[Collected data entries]
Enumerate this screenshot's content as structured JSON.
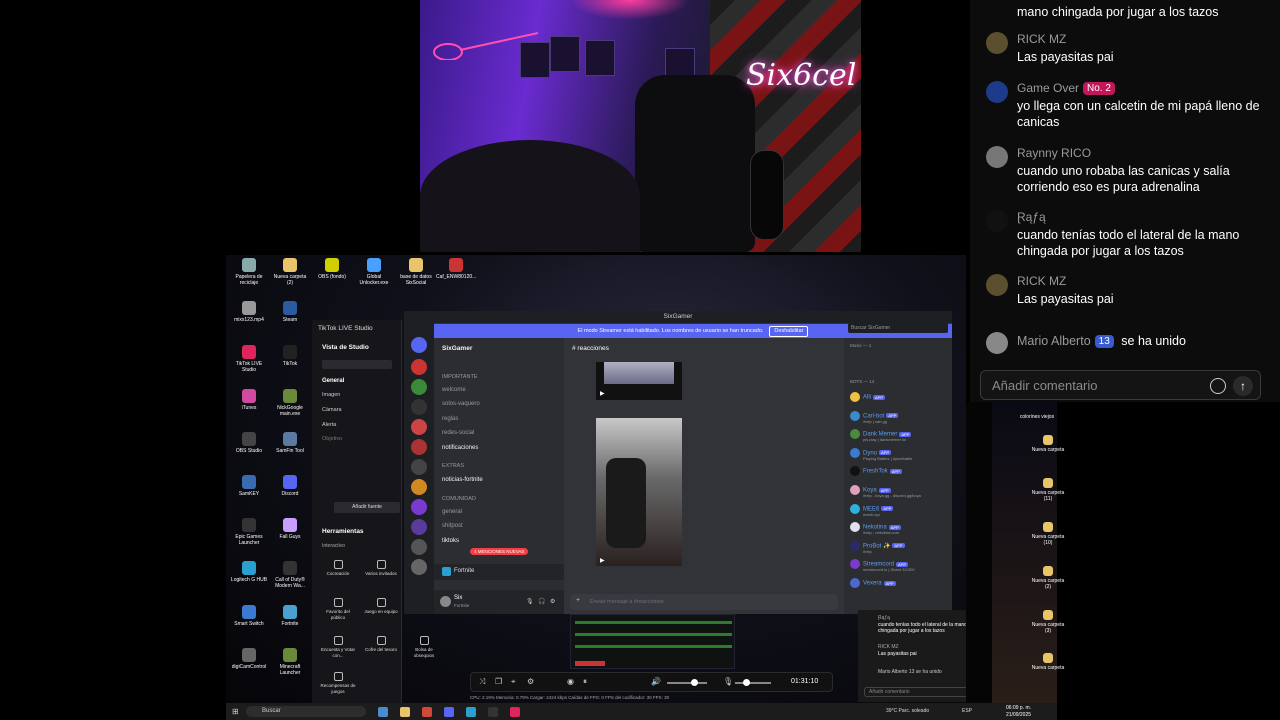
{
  "webcam": {
    "neon_sign": "Six6cel"
  },
  "chat": {
    "messages": [
      {
        "name": "",
        "text": "mano chingada por jugar a los tazos",
        "avatar_color": "#5a4a3a"
      },
      {
        "name": "RICK MZ",
        "text": "Las payasitas pai",
        "avatar_color": "#5a5030"
      },
      {
        "name": "Game Over",
        "badge": "No. 2",
        "badge_color": "#c2185b",
        "text": "yo llega con un calcetin de mi papá lleno de canicas",
        "avatar_color": "#1e3a8a"
      },
      {
        "name": "Raynny RICO",
        "text": "cuando uno robaba las canicas y salía corriendo eso es pura adrenalina",
        "avatar_color": "#777"
      },
      {
        "name": "Ɽąƒą",
        "text": "cuando tenías todo el lateral de la mano chingada por jugar a los tazos",
        "avatar_color": "#111"
      },
      {
        "name": "RICK MZ",
        "text": "Las payasitas pai",
        "avatar_color": "#5a5030"
      }
    ],
    "join": {
      "name": "Mario Alberto",
      "badge": "13",
      "text": "se ha unido"
    },
    "input_placeholder": "Añadir comentario"
  },
  "desktop": {
    "icons": [
      {
        "label": "Papelera de reciclaje",
        "color": "#8aa"
      },
      {
        "label": "Nueva carpeta (2)",
        "color": "#e8c46a"
      },
      {
        "label": "OBS (fondo)",
        "color": "#d0d000"
      },
      {
        "label": "Global Unlocker.exe",
        "color": "#4aa0ff"
      },
      {
        "label": "base de datos SixSocial",
        "color": "#e8c46a"
      },
      {
        "label": "Caf_ENW80120...",
        "color": "#c33"
      },
      {
        "label": "mixx123.mp4",
        "color": "#999"
      },
      {
        "label": "Steam",
        "color": "#2a5aa0"
      },
      {
        "label": "TikTok LIVE Studio",
        "color": "#e0245e"
      },
      {
        "label": "TikTok",
        "color": "#222"
      },
      {
        "label": "iTunes",
        "color": "#d04aa0"
      },
      {
        "label": "NickGoogle main.exe",
        "color": "#6a8a3a"
      },
      {
        "label": "OBS Studio",
        "color": "#444"
      },
      {
        "label": "SamFin Tool",
        "color": "#5a7aa0"
      },
      {
        "label": "SamKEY",
        "color": "#3a6ab0"
      },
      {
        "label": "Discord",
        "color": "#5865f2"
      },
      {
        "label": "Epic Games Launcher",
        "color": "#333"
      },
      {
        "label": "Fall Guys",
        "color": "#c7a0ff"
      },
      {
        "label": "Logitech G HUB",
        "color": "#29a0d0"
      },
      {
        "label": "Call of Duty® Modern Wa...",
        "color": "#333"
      },
      {
        "label": "Smart Switch",
        "color": "#3a7ad0"
      },
      {
        "label": "Fortnite",
        "color": "#4aa0d0"
      },
      {
        "label": "digiCamControl",
        "color": "#666"
      },
      {
        "label": "Minecraft Launcher",
        "color": "#6a8a3a"
      }
    ]
  },
  "tiktok": {
    "title": "TikTok LIVE Studio",
    "studio_view": "Vista de Studio",
    "general": "General",
    "items": [
      "Imagen",
      "Cámara",
      "Alerta",
      "Objetivo"
    ],
    "add_source": "Añadir fuente",
    "tools_header": "Herramientas",
    "interactive": "Interactivo",
    "tiles": [
      "Cocreación",
      "Varios invitados",
      "Favorito del público",
      "Juego en equipo",
      "Encuesta y Votar con...",
      "Cofre del tesoro",
      "Bolsa de obsequios",
      "Recompensas de juegos"
    ]
  },
  "discord": {
    "window_title": "SixGamer",
    "banner": "El modo Streamer está habilitado. Los nombres de usuario se han truncado.",
    "banner_button": "Deshabilitar",
    "server_name": "SixGamer",
    "current_channel": "reacciones",
    "search_placeholder": "Buscar SixGamer",
    "categories": [
      "IMPORTANTE",
      "EXTRAS",
      "COMUNIDAD"
    ],
    "channels": [
      "welcome",
      "solos-vaquero",
      "reglas",
      "redes-social",
      "notificaciones",
      "noticias-fortnite",
      "general",
      "shitpost",
      "tiktoks",
      "reacciones"
    ],
    "new_mentions": "4 MENCIONES NUEVAS",
    "voice_game": "Fortnite",
    "user_name": "Six",
    "user_status": "Fortnite",
    "message_placeholder": "Enviar mensaje a #reacciones",
    "members_header_1": "Music — 1",
    "members_header_2": "BOTS — 14",
    "members": [
      {
        "name": "Alli",
        "color": "#f0c040"
      },
      {
        "name": "Carl-bot",
        "color": "#3a8ad0",
        "sub": "/help | carl.gg"
      },
      {
        "name": "Dank Memer",
        "color": "#4a8a3a",
        "sub": "pls play | dankmemer.lol"
      },
      {
        "name": "Dyno",
        "color": "#3a7ad0",
        "sub": "Playing Battles | dyno/battle"
      },
      {
        "name": "FreshTok",
        "color": "#111"
      },
      {
        "name": "Koya",
        "color": "#e0a0c0",
        "sub": "/help - koya.gg - discord.gg/koya"
      },
      {
        "name": "MEE6",
        "color": "#30b0e0",
        "sub": "mee6.xyz"
      },
      {
        "name": "Nekotina",
        "color": "#e0e0f0",
        "sub": "/help - nekotina.com"
      },
      {
        "name": "ProBot ✨",
        "color": "#2a2a6a",
        "sub": "/help"
      },
      {
        "name": "Streamcord",
        "color": "#7a3ad0",
        "sub": "streamcord.io | Shard 32/300"
      },
      {
        "name": "Vexera",
        "color": "#4a6ad0"
      }
    ]
  },
  "overlay_chat_small": {
    "lines": [
      "Ɽąƒą",
      "cuando tenías todo el lateral de la mano chingada por jugar a los tazos",
      "RICK MZ",
      "Las payasitas pai",
      "Mario Alberto 13 se ha unido"
    ],
    "placeholder": "Añadir comentario"
  },
  "obs": {
    "time": "01:31:10",
    "stats": "CPU: 2.19%    Memoria: 0.79%    Cargar: 2424 kbps    Caídas de FPS: 0    FPS del codificador: 30    FPS: 30"
  },
  "taskbar": {
    "search": "Buscar",
    "weather": "39°C  Parc. soleado",
    "lang": "ESP",
    "time": "06:09 p. m.",
    "date": "21/09/2025"
  },
  "right_desktop": {
    "folders": [
      "colorines viejos",
      "Nueva carpeta",
      "Nueva carpeta (11)",
      "Nueva carpeta (10)",
      "Nueva carpeta (2)",
      "Nueva carpeta (3)",
      "Nueva carpeta"
    ]
  }
}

● **THE PROBLEM**
Restate each of the entries above word for word and skip every image.

● **ANSWER FOR THIS EXERCISE**
Enumerate this screenshot's content as structured JSON.
{
  "webcam": {
    "neon_sign": "Six6cel"
  },
  "chat": {
    "messages": [
      {
        "name": "",
        "text": "mano chingada por jugar a los tazos",
        "avatar_color": "#5a4a3a"
      },
      {
        "name": "RICK MZ",
        "text": "Las payasitas pai",
        "avatar_color": "#5a5030"
      },
      {
        "name": "Game Over",
        "badge": "No. 2",
        "badge_color": "#c2185b",
        "text": "yo llega con un calcetin de mi papá lleno de canicas",
        "avatar_color": "#1e3a8a"
      },
      {
        "name": "Raynny RICO",
        "text": "cuando uno robaba las canicas y salía corriendo eso es pura adrenalina",
        "avatar_color": "#777"
      },
      {
        "name": "Ɽąƒą",
        "text": "cuando tenías todo el lateral de la mano chingada por jugar a los tazos",
        "avatar_color": "#111"
      },
      {
        "name": "RICK MZ",
        "text": "Las payasitas pai",
        "avatar_color": "#5a5030"
      }
    ],
    "join": {
      "name": "Mario Alberto",
      "badge": "13",
      "text": "se ha unido"
    },
    "input_placeholder": "Añadir comentario"
  },
  "desktop": {
    "icons": [
      {
        "label": "Papelera de reciclaje",
        "color": "#8aa"
      },
      {
        "label": "Nueva carpeta (2)",
        "color": "#e8c46a"
      },
      {
        "label": "OBS (fondo)",
        "color": "#d0d000"
      },
      {
        "label": "Global Unlocker.exe",
        "color": "#4aa0ff"
      },
      {
        "label": "base de datos SixSocial",
        "color": "#e8c46a"
      },
      {
        "label": "Caf_ENW80120...",
        "color": "#c33"
      },
      {
        "label": "mixx123.mp4",
        "color": "#999"
      },
      {
        "label": "Steam",
        "color": "#2a5aa0"
      },
      {
        "label": "TikTok LIVE Studio",
        "color": "#e0245e"
      },
      {
        "label": "TikTok",
        "color": "#222"
      },
      {
        "label": "iTunes",
        "color": "#d04aa0"
      },
      {
        "label": "NickGoogle main.exe",
        "color": "#6a8a3a"
      },
      {
        "label": "OBS Studio",
        "color": "#444"
      },
      {
        "label": "SamFin Tool",
        "color": "#5a7aa0"
      },
      {
        "label": "SamKEY",
        "color": "#3a6ab0"
      },
      {
        "label": "Discord",
        "color": "#5865f2"
      },
      {
        "label": "Epic Games Launcher",
        "color": "#333"
      },
      {
        "label": "Fall Guys",
        "color": "#c7a0ff"
      },
      {
        "label": "Logitech G HUB",
        "color": "#29a0d0"
      },
      {
        "label": "Call of Duty® Modern Wa...",
        "color": "#333"
      },
      {
        "label": "Smart Switch",
        "color": "#3a7ad0"
      },
      {
        "label": "Fortnite",
        "color": "#4aa0d0"
      },
      {
        "label": "digiCamControl",
        "color": "#666"
      },
      {
        "label": "Minecraft Launcher",
        "color": "#6a8a3a"
      }
    ]
  },
  "tiktok": {
    "title": "TikTok LIVE Studio",
    "studio_view": "Vista de Studio",
    "general": "General",
    "items": [
      "Imagen",
      "Cámara",
      "Alerta",
      "Objetivo"
    ],
    "add_source": "Añadir fuente",
    "tools_header": "Herramientas",
    "interactive": "Interactivo",
    "tiles": [
      "Cocreación",
      "Varios invitados",
      "Favorito del público",
      "Juego en equipo",
      "Encuesta y Votar con...",
      "Cofre del tesoro",
      "Bolsa de obsequios",
      "Recompensas de juegos"
    ]
  },
  "discord": {
    "window_title": "SixGamer",
    "banner": "El modo Streamer está habilitado. Los nombres de usuario se han truncado.",
    "banner_button": "Deshabilitar",
    "server_name": "SixGamer",
    "current_channel": "reacciones",
    "search_placeholder": "Buscar SixGamer",
    "categories": [
      "IMPORTANTE",
      "EXTRAS",
      "COMUNIDAD"
    ],
    "channels": [
      "welcome",
      "solos-vaquero",
      "reglas",
      "redes-social",
      "notificaciones",
      "noticias-fortnite",
      "general",
      "shitpost",
      "tiktoks",
      "reacciones"
    ],
    "new_mentions": "4 MENCIONES NUEVAS",
    "voice_game": "Fortnite",
    "user_name": "Six",
    "user_status": "Fortnite",
    "message_placeholder": "Enviar mensaje a #reacciones",
    "members_header_1": "Music — 1",
    "members_header_2": "BOTS — 14",
    "members": [
      {
        "name": "Alli",
        "color": "#f0c040"
      },
      {
        "name": "Carl-bot",
        "color": "#3a8ad0",
        "sub": "/help | carl.gg"
      },
      {
        "name": "Dank Memer",
        "color": "#4a8a3a",
        "sub": "pls play | dankmemer.lol"
      },
      {
        "name": "Dyno",
        "color": "#3a7ad0",
        "sub": "Playing Battles | dyno/battle"
      },
      {
        "name": "FreshTok",
        "color": "#111"
      },
      {
        "name": "Koya",
        "color": "#e0a0c0",
        "sub": "/help - koya.gg - discord.gg/koya"
      },
      {
        "name": "MEE6",
        "color": "#30b0e0",
        "sub": "mee6.xyz"
      },
      {
        "name": "Nekotina",
        "color": "#e0e0f0",
        "sub": "/help - nekotina.com"
      },
      {
        "name": "ProBot ✨",
        "color": "#2a2a6a",
        "sub": "/help"
      },
      {
        "name": "Streamcord",
        "color": "#7a3ad0",
        "sub": "streamcord.io | Shard 32/300"
      },
      {
        "name": "Vexera",
        "color": "#4a6ad0"
      }
    ]
  },
  "overlay_chat_small": {
    "lines": [
      "Ɽąƒą",
      "cuando tenías todo el lateral de la mano chingada por jugar a los tazos",
      "RICK MZ",
      "Las payasitas pai",
      "Mario Alberto 13 se ha unido"
    ],
    "placeholder": "Añadir comentario"
  },
  "obs": {
    "time": "01:31:10",
    "stats": "CPU: 2.19%    Memoria: 0.79%    Cargar: 2424 kbps    Caídas de FPS: 0    FPS del codificador: 30    FPS: 30"
  },
  "taskbar": {
    "search": "Buscar",
    "weather": "39°C  Parc. soleado",
    "lang": "ESP",
    "time": "06:09 p. m.",
    "date": "21/09/2025"
  },
  "right_desktop": {
    "folders": [
      "colorines viejos",
      "Nueva carpeta",
      "Nueva carpeta (11)",
      "Nueva carpeta (10)",
      "Nueva carpeta (2)",
      "Nueva carpeta (3)",
      "Nueva carpeta"
    ]
  }
}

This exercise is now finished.